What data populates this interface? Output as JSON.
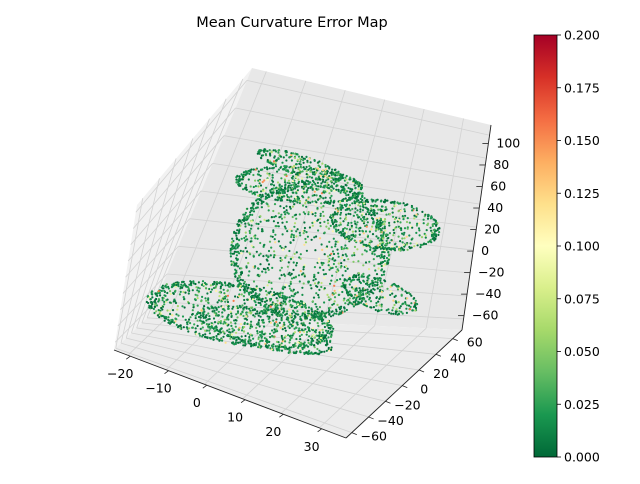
{
  "chart_data": {
    "type": "scatter",
    "projection": "3d",
    "title": "Mean Curvature Error Map",
    "xlabel": "",
    "ylabel": "",
    "zlabel": "",
    "x_ticks": [
      "−20",
      "−10",
      "0",
      "10",
      "20",
      "30"
    ],
    "y_ticks": [
      "−60",
      "−40",
      "−20",
      "0",
      "20",
      "40",
      "60"
    ],
    "z_ticks": [
      "100",
      "80",
      "60",
      "40",
      "20",
      "0",
      "−20",
      "−40",
      "−60"
    ],
    "xlim": [
      -28,
      33
    ],
    "ylim": [
      -70,
      65
    ],
    "zlim": [
      -70,
      110
    ],
    "grid": true,
    "colormap": "RdYlGn_r",
    "colormap_stops": [
      "#006837",
      "#1a9850",
      "#66bd63",
      "#a6d96a",
      "#d9ef8b",
      "#ffffbf",
      "#fee08b",
      "#fdae61",
      "#f46d43",
      "#d73027",
      "#a50026"
    ],
    "colorbar": {
      "min": 0.0,
      "max": 0.2,
      "ticks": [
        "0.000",
        "0.025",
        "0.050",
        "0.075",
        "0.100",
        "0.125",
        "0.150",
        "0.175",
        "0.200"
      ]
    },
    "description_of_points": "Dense point cloud of a folded/warped surface; most errors near 0.0–0.05 (green), with scattered higher values around 0.08–0.15 (yellow/orange) along ridges."
  }
}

__________________________________________________

Reproduce the entries exactly. Do not carry over any picture.

FINISHED ANSWER
What data populates this interface? Output as JSON.
{
  "chart_data": {
    "type": "scatter",
    "projection": "3d",
    "title": "Mean Curvature Error Map",
    "xlabel": "",
    "ylabel": "",
    "zlabel": "",
    "x_ticks": [
      "−20",
      "−10",
      "0",
      "10",
      "20",
      "30"
    ],
    "y_ticks": [
      "−60",
      "−40",
      "−20",
      "0",
      "20",
      "40",
      "60"
    ],
    "z_ticks": [
      "100",
      "80",
      "60",
      "40",
      "20",
      "0",
      "−20",
      "−40",
      "−60"
    ],
    "xlim": [
      -28,
      33
    ],
    "ylim": [
      -70,
      65
    ],
    "zlim": [
      -70,
      110
    ],
    "grid": true,
    "colormap": "RdYlGn_r",
    "colormap_stops": [
      "#006837",
      "#1a9850",
      "#66bd63",
      "#a6d96a",
      "#d9ef8b",
      "#ffffbf",
      "#fee08b",
      "#fdae61",
      "#f46d43",
      "#d73027",
      "#a50026"
    ],
    "colorbar": {
      "min": 0.0,
      "max": 0.2,
      "ticks": [
        "0.000",
        "0.025",
        "0.050",
        "0.075",
        "0.100",
        "0.125",
        "0.150",
        "0.175",
        "0.200"
      ]
    },
    "description_of_points": "Dense point cloud of a folded/warped surface; most errors near 0.0–0.05 (green), with scattered higher values around 0.08–0.15 (yellow/orange) along ridges."
  }
}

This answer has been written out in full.